REQUIREMENTS:
1. Answer these questions using the excerpt on terrain locomotion:
(a) In the snapshot of obstacle traversal, what color marks the terrain markers?
(b) Which four kinds of large obstacle make up the model terrain?
(c) Which obstacle properties could each testbed vary systematically?
2. Reproduce the section of the excerpt on terrain locomotion starting at "Experimental tools and" and ending at "version in colour.)".
3. Continue the excerpt on terrain locomotion from the point at which it stops.

EXCERPT:
• • •

Experimental tools and dynamic models. (a) Model organism. (b) Terrain testbed with multi-camera imaging system. (c) Automated three-dimensional calibration object. (d) Snapshot of obstacle traversal showing automatically tracked trajectories of animal (yellow) and terrain (pink) markers. (e) Terrain treadmill with an untethered animal kept atop by rotating the sphere at the opposite velocity [48,49]. (f–j) Robotic physical models [4,50–59]. (k,l) Dynamical templates [53,58]. (m) Multi-body dynamics simulation [59]. (Online version in colour.)

2. Experimental tools

(a). Model terrain

To begin to understand complex physical interaction during locomotion in nature (figure 1d), we abstracted complex three-dimensional terrain as a composition of diverse large obstacles (figure 1e) that present distinct locomotor challenges. These include compliant beams [50,51], rigid pillars [52], gaps [53] and bumps [54]. To enable systematic experiments (as in a wind or water tunnel), for each model terrain, we created a testbed that allowed controlled, systematic variation of obstacle properties such as stiffness [50], geometry [52] and size [53,54] (figure 3b). In addition, because animals and robots often flip over when traversing large obstacles [4,52,55], we studied strenuous ground self-righting in which existing appendages must be co-opted [55–59]. Furthermore, we developed tools to address technical challenges in measuring locomotor transitions and locomotor–terrain interaction in complex three-dimensional terrain (figure 3b–d; electronic supplementary material, Text S1).

• • •

DATA PROVIDED:
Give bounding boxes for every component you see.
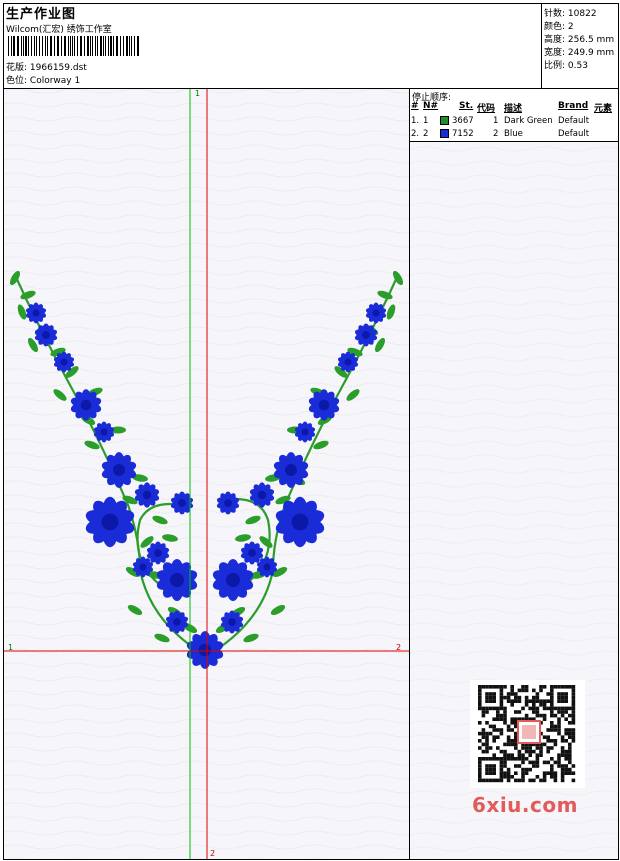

• • •

ANSWERS FOR THE EXERCISE:
1.
(a) Pink.
(b) Compliant beams, rigid pillars, gaps, and bumps.
(c) Stiffness, geometry, and size.

2.
Experimental tools and dynamic models. (a) Model organism. (b) Terrain testbed with multi-camera imaging system. (c) Automated three-dimensional calibration object. (d) Snapshot of obstacle traversal showing automatically tracked trajectories of animal (yellow) and terrain (pink) markers. (e) Terrain treadmill with an untethered animal kept atop by rotating the sphere at the opposite velocity [48,49]. (f–j) Robotic physical models [4,50–59]. (k,l) Dynamical templates [53,58]. (m) Multi-body dynamics simulation [59]. (Online version in colour.)

3.
Although studying locomotor transitions to overcome these challenges separately is an amenable first step (figure 1f), in the real world, animals and robots must continually transition across locomotor modes to traverse diverse obstacles over large spatio-temporal scales (figure 1e). To study continual transitions, we developed a terrain treadmill (figure 3e) to study locomotion through large obstacles over a long time and a large distance [48], while allowing finer features such as antenna and leg motion to be observed at a high spatial resolution [49]. This research direction is still at an early stage.

(b). Robotic physical models

We created simplified robotic physical models [28,29] of each model system (figure 3f–j). These robots offer several advantages as experimental platforms. First, they generate relevant locomotor behaviour using minimalistic design, actuation and sensing, facilitating analysis and modelling. In addition, they are more amenable than animals to controlled parameter variation and hypothesis testing. Moreover, running the robot in open loop allows isolating the effects of passive mechanics from that of sensory feedback. Finally, they cannot violate the laws of physics because robots are enacting, not modelling, the laws of physics [62].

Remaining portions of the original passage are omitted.